GIVEN REQUEST
Copy the lines below word for word, leaving out the two picture lines.

start SUPPLIED MATERIAL

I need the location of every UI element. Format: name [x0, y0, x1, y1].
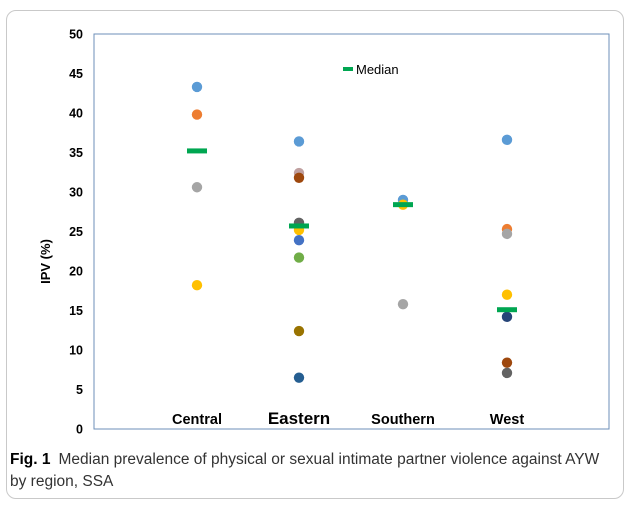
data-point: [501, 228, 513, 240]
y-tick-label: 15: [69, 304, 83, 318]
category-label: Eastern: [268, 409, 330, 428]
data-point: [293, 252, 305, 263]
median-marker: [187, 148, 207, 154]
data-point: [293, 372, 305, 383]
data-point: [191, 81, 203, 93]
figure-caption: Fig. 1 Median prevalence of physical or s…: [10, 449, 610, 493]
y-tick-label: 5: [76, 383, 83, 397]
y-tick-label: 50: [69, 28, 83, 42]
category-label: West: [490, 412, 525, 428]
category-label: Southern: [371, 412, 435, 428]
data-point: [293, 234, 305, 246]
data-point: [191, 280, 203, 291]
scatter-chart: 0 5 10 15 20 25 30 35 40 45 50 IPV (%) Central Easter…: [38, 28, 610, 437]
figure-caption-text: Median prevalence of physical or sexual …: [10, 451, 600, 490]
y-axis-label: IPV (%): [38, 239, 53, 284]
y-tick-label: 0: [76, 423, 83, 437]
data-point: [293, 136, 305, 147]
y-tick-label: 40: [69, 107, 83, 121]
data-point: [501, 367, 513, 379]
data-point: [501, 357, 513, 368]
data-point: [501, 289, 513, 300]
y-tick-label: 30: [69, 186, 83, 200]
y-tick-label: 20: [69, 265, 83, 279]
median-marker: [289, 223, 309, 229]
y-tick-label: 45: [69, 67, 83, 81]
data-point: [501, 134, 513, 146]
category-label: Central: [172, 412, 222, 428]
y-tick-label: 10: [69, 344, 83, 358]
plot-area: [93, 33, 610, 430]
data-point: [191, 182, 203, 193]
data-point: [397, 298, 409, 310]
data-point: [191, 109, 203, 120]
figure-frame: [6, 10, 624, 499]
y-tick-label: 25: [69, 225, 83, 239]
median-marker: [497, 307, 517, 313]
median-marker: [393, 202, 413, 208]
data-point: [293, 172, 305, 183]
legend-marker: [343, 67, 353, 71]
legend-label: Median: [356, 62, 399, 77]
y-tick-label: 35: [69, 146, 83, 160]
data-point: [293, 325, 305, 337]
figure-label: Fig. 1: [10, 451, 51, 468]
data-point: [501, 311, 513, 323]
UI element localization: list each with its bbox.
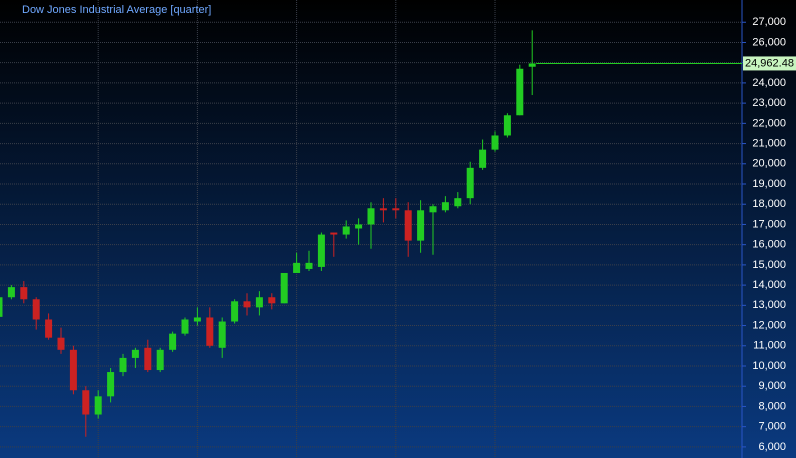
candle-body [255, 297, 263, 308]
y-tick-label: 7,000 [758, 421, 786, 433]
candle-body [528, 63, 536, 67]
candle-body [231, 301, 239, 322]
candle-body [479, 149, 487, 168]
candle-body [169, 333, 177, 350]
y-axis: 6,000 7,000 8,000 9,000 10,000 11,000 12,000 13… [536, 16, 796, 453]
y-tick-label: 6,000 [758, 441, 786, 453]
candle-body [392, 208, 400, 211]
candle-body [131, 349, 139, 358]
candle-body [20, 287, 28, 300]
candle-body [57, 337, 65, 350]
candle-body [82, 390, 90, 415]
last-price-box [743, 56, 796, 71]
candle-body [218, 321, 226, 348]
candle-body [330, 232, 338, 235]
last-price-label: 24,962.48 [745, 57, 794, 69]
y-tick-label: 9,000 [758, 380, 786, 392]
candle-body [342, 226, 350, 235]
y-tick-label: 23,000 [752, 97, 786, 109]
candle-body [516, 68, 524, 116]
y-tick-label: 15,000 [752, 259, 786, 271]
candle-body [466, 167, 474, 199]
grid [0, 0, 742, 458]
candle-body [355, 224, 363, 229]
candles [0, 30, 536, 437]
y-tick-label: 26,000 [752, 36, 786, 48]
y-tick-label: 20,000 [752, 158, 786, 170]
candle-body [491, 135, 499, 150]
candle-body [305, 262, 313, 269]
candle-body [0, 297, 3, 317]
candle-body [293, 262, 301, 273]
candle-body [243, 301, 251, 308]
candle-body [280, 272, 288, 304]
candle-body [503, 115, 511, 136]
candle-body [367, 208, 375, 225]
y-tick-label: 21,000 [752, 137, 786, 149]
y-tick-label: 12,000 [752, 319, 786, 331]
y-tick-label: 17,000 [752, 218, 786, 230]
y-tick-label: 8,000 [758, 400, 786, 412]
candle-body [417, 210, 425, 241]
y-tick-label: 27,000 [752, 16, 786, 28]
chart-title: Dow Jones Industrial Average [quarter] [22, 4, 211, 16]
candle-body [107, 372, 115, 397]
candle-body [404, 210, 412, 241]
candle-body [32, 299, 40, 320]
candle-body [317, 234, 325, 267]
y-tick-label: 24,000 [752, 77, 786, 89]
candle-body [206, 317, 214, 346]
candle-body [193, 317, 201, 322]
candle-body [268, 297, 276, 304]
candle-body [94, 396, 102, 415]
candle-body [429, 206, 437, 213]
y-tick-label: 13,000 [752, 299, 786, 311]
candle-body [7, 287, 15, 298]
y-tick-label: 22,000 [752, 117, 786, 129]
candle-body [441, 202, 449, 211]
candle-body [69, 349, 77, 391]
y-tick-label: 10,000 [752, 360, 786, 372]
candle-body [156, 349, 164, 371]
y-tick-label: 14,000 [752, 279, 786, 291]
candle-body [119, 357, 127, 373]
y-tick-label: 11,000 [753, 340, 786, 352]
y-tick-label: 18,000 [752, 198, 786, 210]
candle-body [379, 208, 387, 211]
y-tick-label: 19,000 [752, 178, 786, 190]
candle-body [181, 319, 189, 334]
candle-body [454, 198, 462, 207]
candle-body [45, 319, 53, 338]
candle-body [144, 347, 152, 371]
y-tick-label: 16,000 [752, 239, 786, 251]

end SUPPLIED MATERIAL

TASK RESPONSE
I need the location of every UI element. Format: name [x0, y0, x1, y1].
data-point: [501, 228, 513, 240]
y-tick-label: 15: [69, 304, 83, 318]
category-label: Eastern: [268, 409, 330, 428]
data-point: [293, 252, 305, 263]
median-marker: [187, 148, 207, 154]
data-point: [293, 372, 305, 383]
data-point: [191, 81, 203, 93]
figure-caption: Fig. 1 Median prevalence of physical or s…: [10, 449, 610, 493]
y-tick-label: 5: [76, 383, 83, 397]
y-tick-label: 50: [69, 28, 83, 42]
category-label: West: [490, 412, 525, 428]
category-label: Southern: [371, 412, 435, 428]
data-point: [293, 234, 305, 246]
data-point: [191, 280, 203, 291]
scatter-chart: 0 5 10 15 20 25 30 35 40 45 50 IPV (%) Central Easter…: [38, 28, 610, 437]
figure-caption-text: Median prevalence of physical or sexual …: [10, 451, 600, 490]
y-axis-label: IPV (%): [38, 239, 53, 284]
y-tick-label: 0: [76, 423, 83, 437]
data-point: [293, 136, 305, 147]
y-tick-label: 40: [69, 107, 83, 121]
data-point: [501, 367, 513, 379]
data-point: [501, 357, 513, 368]
data-point: [501, 289, 513, 300]
y-tick-label: 30: [69, 186, 83, 200]
y-tick-label: 20: [69, 265, 83, 279]
median-marker: [289, 223, 309, 229]
y-tick-label: 45: [69, 67, 83, 81]
data-point: [501, 134, 513, 146]
category-label: Central: [172, 412, 222, 428]
y-tick-label: 10: [69, 344, 83, 358]
plot-area: [93, 33, 610, 430]
data-point: [191, 182, 203, 193]
data-point: [397, 298, 409, 310]
data-point: [191, 109, 203, 120]
figure-frame: [6, 10, 624, 499]
y-tick-label: 25: [69, 225, 83, 239]
median-marker: [497, 307, 517, 313]
median-marker: [393, 202, 413, 208]
data-point: [293, 172, 305, 183]
legend-marker: [343, 67, 353, 71]
legend-label: Median: [356, 62, 399, 77]
y-tick-label: 35: [69, 146, 83, 160]
data-point: [293, 325, 305, 337]
figure-label: Fig. 1: [10, 451, 51, 468]
data-point: [501, 311, 513, 323]
UI element localization: list each with its bbox.
candle-body [255, 297, 263, 308]
y-tick-label: 7,000 [758, 421, 786, 433]
candle-body [528, 63, 536, 67]
candle-body [231, 301, 239, 322]
candle-body [479, 149, 487, 168]
candle-body [169, 333, 177, 350]
y-axis: 6,000 7,000 8,000 9,000 10,000 11,000 12,000 13… [536, 16, 796, 453]
y-tick-label: 6,000 [758, 441, 786, 453]
candle-body [392, 208, 400, 211]
candle-body [131, 349, 139, 358]
candle-body [20, 287, 28, 300]
candle-body [57, 337, 65, 350]
candle-body [82, 390, 90, 415]
last-price-box [743, 56, 796, 71]
candle-body [218, 321, 226, 348]
candle-body [330, 232, 338, 235]
last-price-label: 24,962.48 [745, 57, 794, 69]
y-tick-label: 9,000 [758, 380, 786, 392]
candle-body [342, 226, 350, 235]
y-tick-label: 23,000 [752, 97, 786, 109]
candle-body [516, 68, 524, 116]
y-tick-label: 15,000 [752, 259, 786, 271]
candle-body [466, 167, 474, 199]
grid [0, 0, 742, 458]
candle-body [355, 224, 363, 229]
candles [0, 30, 536, 437]
y-tick-label: 26,000 [752, 36, 786, 48]
y-tick-label: 20,000 [752, 158, 786, 170]
candle-body [491, 135, 499, 150]
candle-body [305, 262, 313, 269]
candle-body [0, 297, 3, 317]
candle-body [293, 262, 301, 273]
candle-body [243, 301, 251, 308]
candle-body [280, 272, 288, 304]
candle-body [503, 115, 511, 136]
candle-body [367, 208, 375, 225]
y-tick-label: 21,000 [752, 137, 786, 149]
y-tick-label: 12,000 [752, 319, 786, 331]
y-tick-label: 17,000 [752, 218, 786, 230]
y-tick-label: 8,000 [758, 400, 786, 412]
candle-body [417, 210, 425, 241]
y-tick-label: 27,000 [752, 16, 786, 28]
chart-title: Dow Jones Industrial Average [quarter] [22, 4, 211, 16]
candle-body [107, 372, 115, 397]
candle-body [404, 210, 412, 241]
candle-body [32, 299, 40, 320]
candle-body [317, 234, 325, 267]
y-tick-label: 24,000 [752, 77, 786, 89]
candle-body [206, 317, 214, 346]
candle-body [193, 317, 201, 322]
candle-body [268, 297, 276, 304]
candle-body [94, 396, 102, 415]
candle-body [429, 206, 437, 213]
y-tick-label: 13,000 [752, 299, 786, 311]
candle-body [7, 287, 15, 298]
y-tick-label: 22,000 [752, 117, 786, 129]
candle-body [441, 202, 449, 211]
candle-body [69, 349, 77, 391]
y-tick-label: 10,000 [752, 360, 786, 372]
candle-body [156, 349, 164, 371]
y-tick-label: 14,000 [752, 279, 786, 291]
candle-body [119, 357, 127, 373]
y-tick-label: 11,000 [753, 340, 786, 352]
y-tick-label: 18,000 [752, 198, 786, 210]
candle-body [379, 208, 387, 211]
y-tick-label: 19,000 [752, 178, 786, 190]
candle-body [181, 319, 189, 334]
candle-body [454, 198, 462, 207]
candle-body [45, 319, 53, 338]
candle-body [144, 347, 152, 371]
y-tick-label: 16,000 [752, 239, 786, 251]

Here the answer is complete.